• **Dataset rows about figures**
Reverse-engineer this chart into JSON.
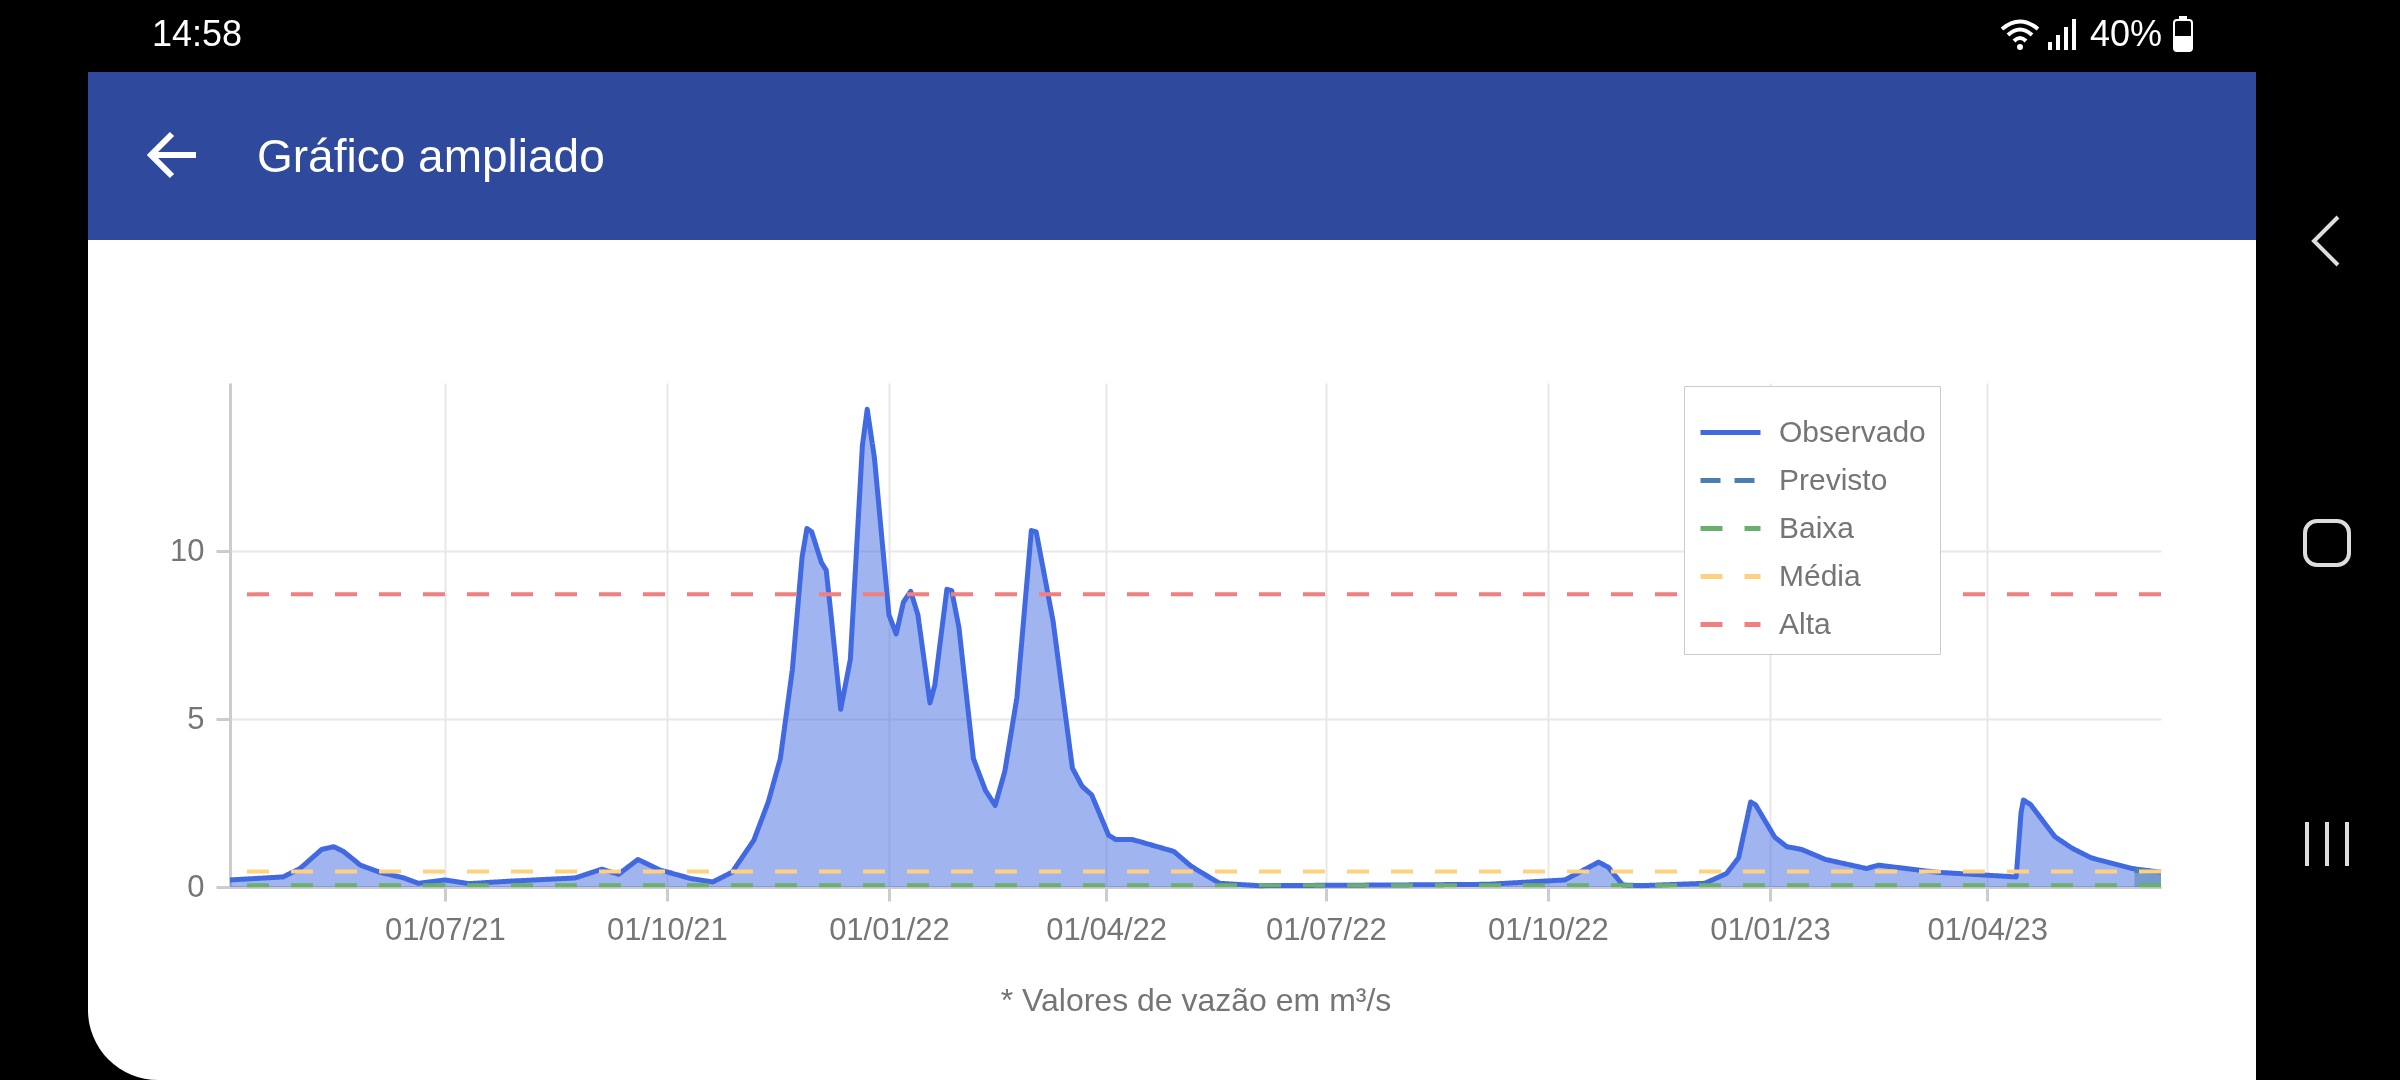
{
  "chart_data": {
    "type": "area",
    "title": "Gráfico ampliado",
    "xlabel": "* Valores de vazão em m³/s",
    "annotations": [
      "14:58",
      "40%"
    ],
    "xlim": [
      "2021-04-03",
      "2023-06-12"
    ],
    "ylim": [
      0,
      15
    ],
    "xticks": [
      {
        "value": "2021-07-01",
        "label": "01/07/21"
      },
      {
        "value": "2021-10-01",
        "label": "01/10/21"
      },
      {
        "value": "2022-01-01",
        "label": "01/01/22"
      },
      {
        "value": "2022-04-01",
        "label": "01/04/22"
      },
      {
        "value": "2022-07-01",
        "label": "01/07/22"
      },
      {
        "value": "2022-10-01",
        "label": "01/10/22"
      },
      {
        "value": "2023-01-01",
        "label": "01/01/23"
      },
      {
        "value": "2023-04-01",
        "label": "01/04/23"
      }
    ],
    "yticks": [
      0,
      5,
      10
    ],
    "grid": true,
    "legend": "top right",
    "series": [
      {
        "name": "Observado",
        "color": "#4169e1",
        "line_style": "solid",
        "x": [
          "2021-04-03",
          "2021-04-25",
          "2021-05-02",
          "2021-05-11",
          "2021-05-16",
          "2021-05-20",
          "2021-05-27",
          "2021-06-04",
          "2021-06-14",
          "2021-06-20",
          "2021-07-01",
          "2021-07-11",
          "2021-07-27",
          "2021-08-24",
          "2021-09-04",
          "2021-09-11",
          "2021-09-19",
          "2021-09-28",
          "2021-10-11",
          "2021-10-20",
          "2021-10-28",
          "2021-11-06",
          "2021-11-12",
          "2021-11-17",
          "2021-11-22",
          "2021-11-26",
          "2021-11-28",
          "2021-11-30",
          "2021-12-04",
          "2021-12-06",
          "2021-12-08",
          "2021-12-12",
          "2021-12-16",
          "2021-12-21",
          "2021-12-23",
          "2021-12-26",
          "2022-01-01",
          "2022-01-04",
          "2022-01-07",
          "2022-01-10",
          "2022-01-13",
          "2022-01-18",
          "2022-01-20",
          "2022-01-25",
          "2022-01-27",
          "2022-01-30",
          "2022-02-05",
          "2022-02-10",
          "2022-02-14",
          "2022-02-18",
          "2022-02-23",
          "2022-03-01",
          "2022-03-03",
          "2022-03-10",
          "2022-03-18",
          "2022-03-22",
          "2022-03-26",
          "2022-04-02",
          "2022-04-05",
          "2022-04-12",
          "2022-04-29",
          "2022-05-06",
          "2022-05-10",
          "2022-05-18",
          "2022-06-03",
          "2022-07-29",
          "2022-09-06",
          "2022-10-08",
          "2022-10-22",
          "2022-10-26",
          "2022-11-01",
          "2022-11-09",
          "2022-12-05",
          "2022-12-14",
          "2022-12-19",
          "2022-12-24",
          "2022-12-26",
          "2023-01-03",
          "2023-01-08",
          "2023-01-14",
          "2023-01-24",
          "2023-02-10",
          "2023-02-15",
          "2023-03-11",
          "2023-04-13",
          "2023-04-15",
          "2023-04-16",
          "2023-04-19",
          "2023-04-29",
          "2023-05-06",
          "2023-05-14",
          "2023-05-31",
          "2023-06-12"
        ],
        "values": [
          0.21,
          0.3,
          0.55,
          1.12,
          1.2,
          1.06,
          0.65,
          0.44,
          0.27,
          0.11,
          0.21,
          0.1,
          0.17,
          0.27,
          0.53,
          0.38,
          0.82,
          0.51,
          0.25,
          0.15,
          0.44,
          1.39,
          2.53,
          3.82,
          6.48,
          9.81,
          10.67,
          10.57,
          9.66,
          9.43,
          8.1,
          5.29,
          6.77,
          13.14,
          14.22,
          12.76,
          8.1,
          7.53,
          8.48,
          8.8,
          8.1,
          5.48,
          6.01,
          8.86,
          8.82,
          7.72,
          3.82,
          2.87,
          2.43,
          3.44,
          5.63,
          10.61,
          10.57,
          7.91,
          3.54,
          3.0,
          2.74,
          1.54,
          1.41,
          1.41,
          1.06,
          0.63,
          0.45,
          0.11,
          0.04,
          0.06,
          0.08,
          0.21,
          0.74,
          0.59,
          0.06,
          0.04,
          0.11,
          0.4,
          0.87,
          2.53,
          2.45,
          1.48,
          1.2,
          1.12,
          0.82,
          0.55,
          0.65,
          0.44,
          0.3,
          2.2,
          2.59,
          2.45,
          1.5,
          1.16,
          0.87,
          0.55,
          0.44
        ]
      },
      {
        "name": "Previsto",
        "color": "#4a7fb0",
        "line_style": "dashed",
        "x": [
          "2023-06-01",
          "2023-06-12"
        ],
        "values": [
          0.5,
          0.44
        ]
      }
    ],
    "ref_lines": [
      {
        "axis": "y",
        "value": 0.05,
        "label": "Baixa",
        "color": "#6aaf6e",
        "line_style": "dashed"
      },
      {
        "axis": "y",
        "value": 0.46,
        "label": "Média",
        "color": "#fdd17f",
        "line_style": "dashed"
      },
      {
        "axis": "y",
        "value": 8.71,
        "label": "Alta",
        "color": "#f08080",
        "line_style": "dashed"
      }
    ]
  }
}
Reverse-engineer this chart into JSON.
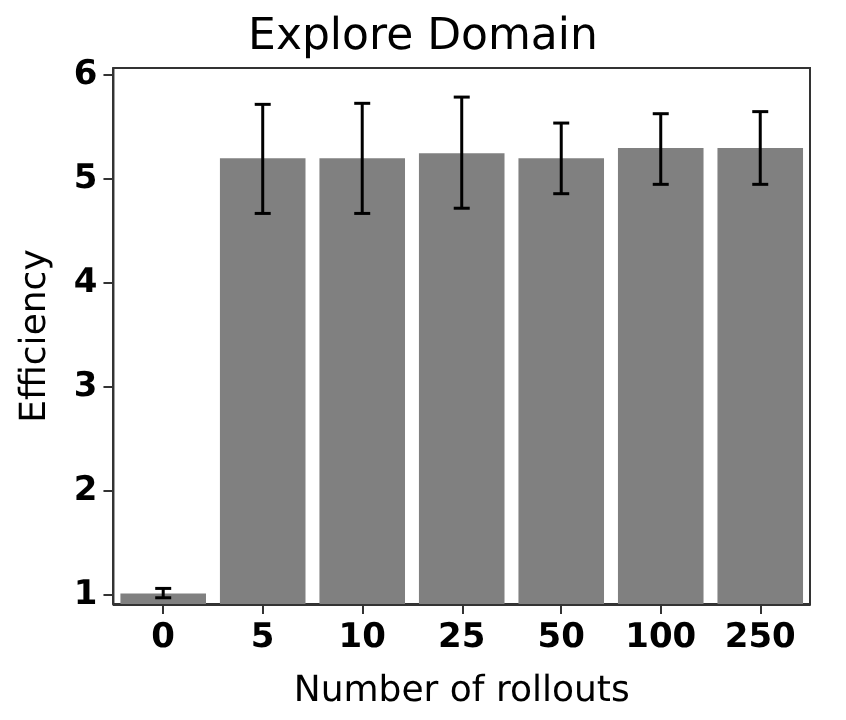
{
  "chart_data": {
    "type": "bar",
    "title": "Explore Domain",
    "xlabel": "Number of rollouts",
    "ylabel": "Efficiency",
    "categories": [
      "0",
      "5",
      "10",
      "25",
      "50",
      "100",
      "250"
    ],
    "values": [
      1.0,
      5.19,
      5.19,
      5.24,
      5.19,
      5.29,
      5.29
    ],
    "errors": [
      [
        0.96,
        1.05
      ],
      [
        4.66,
        5.71
      ],
      [
        4.66,
        5.72
      ],
      [
        4.71,
        5.78
      ],
      [
        4.85,
        5.53
      ],
      [
        4.94,
        5.62
      ],
      [
        4.94,
        5.64
      ]
    ],
    "color": "#808080",
    "ylim": [
      0.9,
      6.06
    ],
    "yticks": [
      1,
      2,
      3,
      4,
      5,
      6
    ],
    "grid": false
  }
}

• **Written exercise**
Collect every line above that contains the word "title".

• **Completed task**
    "title": "Gráfico ampliado",
    "title": "Explore Domain",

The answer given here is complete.